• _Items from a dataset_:
>>>>
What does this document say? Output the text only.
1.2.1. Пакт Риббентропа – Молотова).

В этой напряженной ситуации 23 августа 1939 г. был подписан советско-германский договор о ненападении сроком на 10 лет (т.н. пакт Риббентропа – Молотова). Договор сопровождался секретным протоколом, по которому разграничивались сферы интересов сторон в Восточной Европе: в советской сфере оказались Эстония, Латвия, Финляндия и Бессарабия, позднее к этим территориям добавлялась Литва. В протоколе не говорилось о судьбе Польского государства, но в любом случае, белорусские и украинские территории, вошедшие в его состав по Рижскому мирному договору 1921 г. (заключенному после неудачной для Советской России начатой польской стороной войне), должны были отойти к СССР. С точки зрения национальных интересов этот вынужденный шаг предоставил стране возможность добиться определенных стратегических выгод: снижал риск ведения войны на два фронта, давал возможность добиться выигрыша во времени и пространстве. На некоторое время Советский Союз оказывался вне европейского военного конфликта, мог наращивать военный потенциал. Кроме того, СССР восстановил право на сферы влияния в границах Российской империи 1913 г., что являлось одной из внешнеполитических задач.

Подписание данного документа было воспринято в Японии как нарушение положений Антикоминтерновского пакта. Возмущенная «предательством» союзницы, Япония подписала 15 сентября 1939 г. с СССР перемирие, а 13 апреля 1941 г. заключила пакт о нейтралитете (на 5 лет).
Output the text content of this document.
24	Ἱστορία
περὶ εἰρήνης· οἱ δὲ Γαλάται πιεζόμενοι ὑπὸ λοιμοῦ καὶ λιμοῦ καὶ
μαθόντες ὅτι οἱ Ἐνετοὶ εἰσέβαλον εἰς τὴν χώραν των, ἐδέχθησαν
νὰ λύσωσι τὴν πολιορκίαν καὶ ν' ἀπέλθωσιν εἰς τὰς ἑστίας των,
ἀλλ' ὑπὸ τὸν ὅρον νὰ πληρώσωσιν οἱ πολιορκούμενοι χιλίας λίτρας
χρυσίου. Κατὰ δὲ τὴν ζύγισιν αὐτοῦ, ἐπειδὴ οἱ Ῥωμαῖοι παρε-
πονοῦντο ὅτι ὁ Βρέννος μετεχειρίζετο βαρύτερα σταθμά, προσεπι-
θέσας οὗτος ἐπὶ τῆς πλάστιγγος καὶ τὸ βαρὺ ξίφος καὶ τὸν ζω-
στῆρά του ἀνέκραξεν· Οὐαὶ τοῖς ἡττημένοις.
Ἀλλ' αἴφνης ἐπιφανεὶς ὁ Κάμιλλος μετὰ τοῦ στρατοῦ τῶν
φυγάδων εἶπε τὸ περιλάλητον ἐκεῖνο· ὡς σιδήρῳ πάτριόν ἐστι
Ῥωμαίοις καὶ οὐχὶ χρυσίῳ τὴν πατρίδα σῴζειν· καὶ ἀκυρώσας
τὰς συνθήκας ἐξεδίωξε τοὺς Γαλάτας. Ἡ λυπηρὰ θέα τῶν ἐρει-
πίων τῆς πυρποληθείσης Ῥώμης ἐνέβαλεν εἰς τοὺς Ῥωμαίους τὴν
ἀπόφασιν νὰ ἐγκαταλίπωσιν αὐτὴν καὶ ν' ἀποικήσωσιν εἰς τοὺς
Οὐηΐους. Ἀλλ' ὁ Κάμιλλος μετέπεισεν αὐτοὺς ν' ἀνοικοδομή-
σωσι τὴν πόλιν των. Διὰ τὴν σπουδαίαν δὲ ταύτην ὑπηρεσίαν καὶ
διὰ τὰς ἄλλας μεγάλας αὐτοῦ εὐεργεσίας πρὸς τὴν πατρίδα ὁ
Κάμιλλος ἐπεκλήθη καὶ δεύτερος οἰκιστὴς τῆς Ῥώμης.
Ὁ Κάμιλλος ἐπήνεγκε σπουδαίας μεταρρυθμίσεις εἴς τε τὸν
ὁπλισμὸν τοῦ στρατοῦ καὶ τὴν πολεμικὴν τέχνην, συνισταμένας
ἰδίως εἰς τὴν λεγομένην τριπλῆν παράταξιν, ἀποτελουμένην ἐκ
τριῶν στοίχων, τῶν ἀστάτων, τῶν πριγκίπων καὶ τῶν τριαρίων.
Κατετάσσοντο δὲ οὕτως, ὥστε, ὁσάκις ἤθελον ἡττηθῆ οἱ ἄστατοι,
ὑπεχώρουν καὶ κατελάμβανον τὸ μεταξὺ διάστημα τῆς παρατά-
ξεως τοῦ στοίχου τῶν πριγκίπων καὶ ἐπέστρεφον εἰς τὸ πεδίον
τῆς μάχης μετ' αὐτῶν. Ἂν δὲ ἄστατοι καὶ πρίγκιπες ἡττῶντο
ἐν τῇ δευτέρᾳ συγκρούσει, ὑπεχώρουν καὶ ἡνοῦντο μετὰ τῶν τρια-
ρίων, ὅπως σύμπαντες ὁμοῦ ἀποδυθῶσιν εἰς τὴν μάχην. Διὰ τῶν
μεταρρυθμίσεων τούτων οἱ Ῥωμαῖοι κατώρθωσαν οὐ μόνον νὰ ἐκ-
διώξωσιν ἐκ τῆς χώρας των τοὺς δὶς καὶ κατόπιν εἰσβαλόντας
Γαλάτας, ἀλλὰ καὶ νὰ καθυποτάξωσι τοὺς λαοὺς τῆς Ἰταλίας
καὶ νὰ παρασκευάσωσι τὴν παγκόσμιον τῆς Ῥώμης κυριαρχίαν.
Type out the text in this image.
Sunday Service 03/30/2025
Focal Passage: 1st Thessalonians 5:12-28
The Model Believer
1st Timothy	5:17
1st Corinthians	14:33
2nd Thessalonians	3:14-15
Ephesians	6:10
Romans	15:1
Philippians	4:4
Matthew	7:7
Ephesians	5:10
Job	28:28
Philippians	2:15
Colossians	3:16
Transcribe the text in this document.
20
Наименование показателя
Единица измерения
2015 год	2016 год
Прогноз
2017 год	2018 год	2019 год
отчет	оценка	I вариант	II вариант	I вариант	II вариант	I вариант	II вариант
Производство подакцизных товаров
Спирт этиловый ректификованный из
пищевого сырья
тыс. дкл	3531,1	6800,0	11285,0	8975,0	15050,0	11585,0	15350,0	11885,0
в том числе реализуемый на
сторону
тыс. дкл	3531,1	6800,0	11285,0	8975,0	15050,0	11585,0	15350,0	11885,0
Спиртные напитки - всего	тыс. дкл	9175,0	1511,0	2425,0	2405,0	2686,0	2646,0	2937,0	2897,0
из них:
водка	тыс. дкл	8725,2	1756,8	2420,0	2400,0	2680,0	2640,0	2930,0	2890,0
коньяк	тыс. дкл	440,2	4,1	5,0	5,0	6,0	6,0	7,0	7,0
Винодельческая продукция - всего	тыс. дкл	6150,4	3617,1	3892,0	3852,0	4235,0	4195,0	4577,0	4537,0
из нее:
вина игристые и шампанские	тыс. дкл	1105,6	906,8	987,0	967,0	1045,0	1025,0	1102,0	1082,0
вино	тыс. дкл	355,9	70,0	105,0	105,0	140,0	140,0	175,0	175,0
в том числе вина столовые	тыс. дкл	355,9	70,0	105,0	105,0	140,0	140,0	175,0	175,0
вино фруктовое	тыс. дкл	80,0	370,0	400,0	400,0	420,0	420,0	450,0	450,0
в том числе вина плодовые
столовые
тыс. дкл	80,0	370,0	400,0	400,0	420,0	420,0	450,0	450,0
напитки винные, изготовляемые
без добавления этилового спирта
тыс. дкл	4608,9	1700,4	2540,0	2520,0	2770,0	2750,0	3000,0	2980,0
<<<<
Return the whole listing exactly, with every line included.

What does this document say? Output the text only.
1.2.1. Пакт Риббентропа – Молотова).

В этой напряженной ситуации 23 августа 1939 г. был подписан советско-германский договор о ненападении сроком на 10 лет (т.н. пакт Риббентропа – Молотова). Договор сопровождался секретным протоколом, по которому разграничивались сферы интересов сторон в Восточной Европе: в советской сфере оказались Эстония, Латвия, Финляндия и Бессарабия, позднее к этим территориям добавлялась Литва. В протоколе не говорилось о судьбе Польского государства, но в любом случае, белорусские и украинские территории, вошедшие в его состав по Рижскому мирному договору 1921 г. (заключенному после неудачной для Советской России начатой польской стороной войне), должны были отойти к СССР. С точки зрения национальных интересов этот вынужденный шаг предоставил стране возможность добиться определенных стратегических выгод: снижал риск ведения войны на два фронта, давал возможность добиться выигрыша во времени и пространстве. На некоторое время Советский Союз оказывался вне европейского военного конфликта, мог наращивать военный потенциал. Кроме того, СССР восстановил право на сферы влияния в границах Российской империи 1913 г., что являлось одной из внешнеполитических задач.

Подписание данного документа было воспринято в Японии как нарушение положений Антикоминтерновского пакта. Возмущенная «предательством» союзницы, Япония подписала 15 сентября 1939 г. с СССР перемирие, а 13 апреля 1941 г. заключила пакт о нейтралитете (на 5 лет).
Output the text content of this document.
24	Ἱστορία
περὶ εἰρήνης· οἱ δὲ Γαλάται πιεζόμενοι ὑπὸ λοιμοῦ καὶ λιμοῦ καὶ
μαθόντες ὅτι οἱ Ἐνετοὶ εἰσέβαλον εἰς τὴν χώραν των, ἐδέχθησαν
νὰ λύσωσι τὴν πολιορκίαν καὶ ν' ἀπέλθωσιν εἰς τὰς ἑστίας των,
ἀλλ' ὑπὸ τὸν ὅρον νὰ πληρώσωσιν οἱ πολιορκούμενοι χιλίας λίτρας
χρυσίου. Κατὰ δὲ τὴν ζύγισιν αὐτοῦ, ἐπειδὴ οἱ Ῥωμαῖοι παρε-
πονοῦντο ὅτι ὁ Βρέννος μετεχειρίζετο βαρύτερα σταθμά, προσεπι-
θέσας οὗτος ἐπὶ τῆς πλάστιγγος καὶ τὸ βαρὺ ξίφος καὶ τὸν ζω-
στῆρά του ἀνέκραξεν· Οὐαὶ τοῖς ἡττημένοις.
Ἀλλ' αἴφνης ἐπιφανεὶς ὁ Κάμιλλος μετὰ τοῦ στρατοῦ τῶν
φυγάδων εἶπε τὸ περιλάλητον ἐκεῖνο· ὡς σιδήρῳ πάτριόν ἐστι
Ῥωμαίοις καὶ οὐχὶ χρυσίῳ τὴν πατρίδα σῴζειν· καὶ ἀκυρώσας
τὰς συνθήκας ἐξεδίωξε τοὺς Γαλάτας. Ἡ λυπηρὰ θέα τῶν ἐρει-
πίων τῆς πυρποληθείσης Ῥώμης ἐνέβαλεν εἰς τοὺς Ῥωμαίους τὴν
ἀπόφασιν νὰ ἐγκαταλίπωσιν αὐτὴν καὶ ν' ἀποικήσωσιν εἰς τοὺς
Οὐηΐους. Ἀλλ' ὁ Κάμιλλος μετέπεισεν αὐτοὺς ν' ἀνοικοδομή-
σωσι τὴν πόλιν των. Διὰ τὴν σπουδαίαν δὲ ταύτην ὑπηρεσίαν καὶ
διὰ τὰς ἄλλας μεγάλας αὐτοῦ εὐεργεσίας πρὸς τὴν πατρίδα ὁ
Κάμιλλος ἐπεκλήθη καὶ δεύτερος οἰκιστὴς τῆς Ῥώμης.
Ὁ Κάμιλλος ἐπήνεγκε σπουδαίας μεταρρυθμίσεις εἴς τε τὸν
ὁπλισμὸν τοῦ στρατοῦ καὶ τὴν πολεμικὴν τέχνην, συνισταμένας
ἰδίως εἰς τὴν λεγομένην τριπλῆν παράταξιν, ἀποτελουμένην ἐκ
τριῶν στοίχων, τῶν ἀστάτων, τῶν πριγκίπων καὶ τῶν τριαρίων.
Κατετάσσοντο δὲ οὕτως, ὥστε, ὁσάκις ἤθελον ἡττηθῆ οἱ ἄστατοι,
ὑπεχώρουν καὶ κατελάμβανον τὸ μεταξὺ διάστημα τῆς παρατά-
ξεως τοῦ στοίχου τῶν πριγκίπων καὶ ἐπέστρεφον εἰς τὸ πεδίον
τῆς μάχης μετ' αὐτῶν. Ἂν δὲ ἄστατοι καὶ πρίγκιπες ἡττῶντο
ἐν τῇ δευτέρᾳ συγκρούσει, ὑπεχώρουν καὶ ἡνοῦντο μετὰ τῶν τρια-
ρίων, ὅπως σύμπαντες ὁμοῦ ἀποδυθῶσιν εἰς τὴν μάχην. Διὰ τῶν
μεταρρυθμίσεων τούτων οἱ Ῥωμαῖοι κατώρθωσαν οὐ μόνον νὰ ἐκ-
διώξωσιν ἐκ τῆς χώρας των τοὺς δὶς καὶ κατόπιν εἰσβαλόντας
Γαλάτας, ἀλλὰ καὶ νὰ καθυποτάξωσι τοὺς λαοὺς τῆς Ἰταλίας
καὶ νὰ παρασκευάσωσι τὴν παγκόσμιον τῆς Ῥώμης κυριαρχίαν.
Type out the text in this image.
Sunday Service 03/30/2025
Focal Passage: 1st Thessalonians 5:12-28
The Model Believer
1st Timothy	5:17
1st Corinthians	14:33
2nd Thessalonians	3:14-15
Ephesians	6:10
Romans	15:1
Philippians	4:4
Matthew	7:7
Ephesians	5:10
Job	28:28
Philippians	2:15
Colossians	3:16
Transcribe the text in this document.
20
Наименование показателя
Единица измерения
2015 год	2016 год
Прогноз
2017 год	2018 год	2019 год
отчет	оценка	I вариант	II вариант	I вариант	II вариант	I вариант	II вариант
Производство подакцизных товаров
Спирт этиловый ректификованный из
пищевого сырья
тыс. дкл	3531,1	6800,0	11285,0	8975,0	15050,0	11585,0	15350,0	11885,0
в том числе реализуемый на
сторону
тыс. дкл	3531,1	6800,0	11285,0	8975,0	15050,0	11585,0	15350,0	11885,0
Спиртные напитки - всего	тыс. дкл	9175,0	1511,0	2425,0	2405,0	2686,0	2646,0	2937,0	2897,0
из них:
водка	тыс. дкл	8725,2	1756,8	2420,0	2400,0	2680,0	2640,0	2930,0	2890,0
коньяк	тыс. дкл	440,2	4,1	5,0	5,0	6,0	6,0	7,0	7,0
Винодельческая продукция - всего	тыс. дкл	6150,4	3617,1	3892,0	3852,0	4235,0	4195,0	4577,0	4537,0
из нее:
вина игристые и шампанские	тыс. дкл	1105,6	906,8	987,0	967,0	1045,0	1025,0	1102,0	1082,0
вино	тыс. дкл	355,9	70,0	105,0	105,0	140,0	140,0	175,0	175,0
в том числе вина столовые	тыс. дкл	355,9	70,0	105,0	105,0	140,0	140,0	175,0	175,0
вино фруктовое	тыс. дкл	80,0	370,0	400,0	400,0	420,0	420,0	450,0	450,0
в том числе вина плодовые
столовые
тыс. дкл	80,0	370,0	400,0	400,0	420,0	420,0	450,0	450,0
напитки винные, изготовляемые
без добавления этилового спирта
тыс. дкл	4608,9	1700,4	2540,0	2520,0	2770,0	2750,0	3000,0	2980,0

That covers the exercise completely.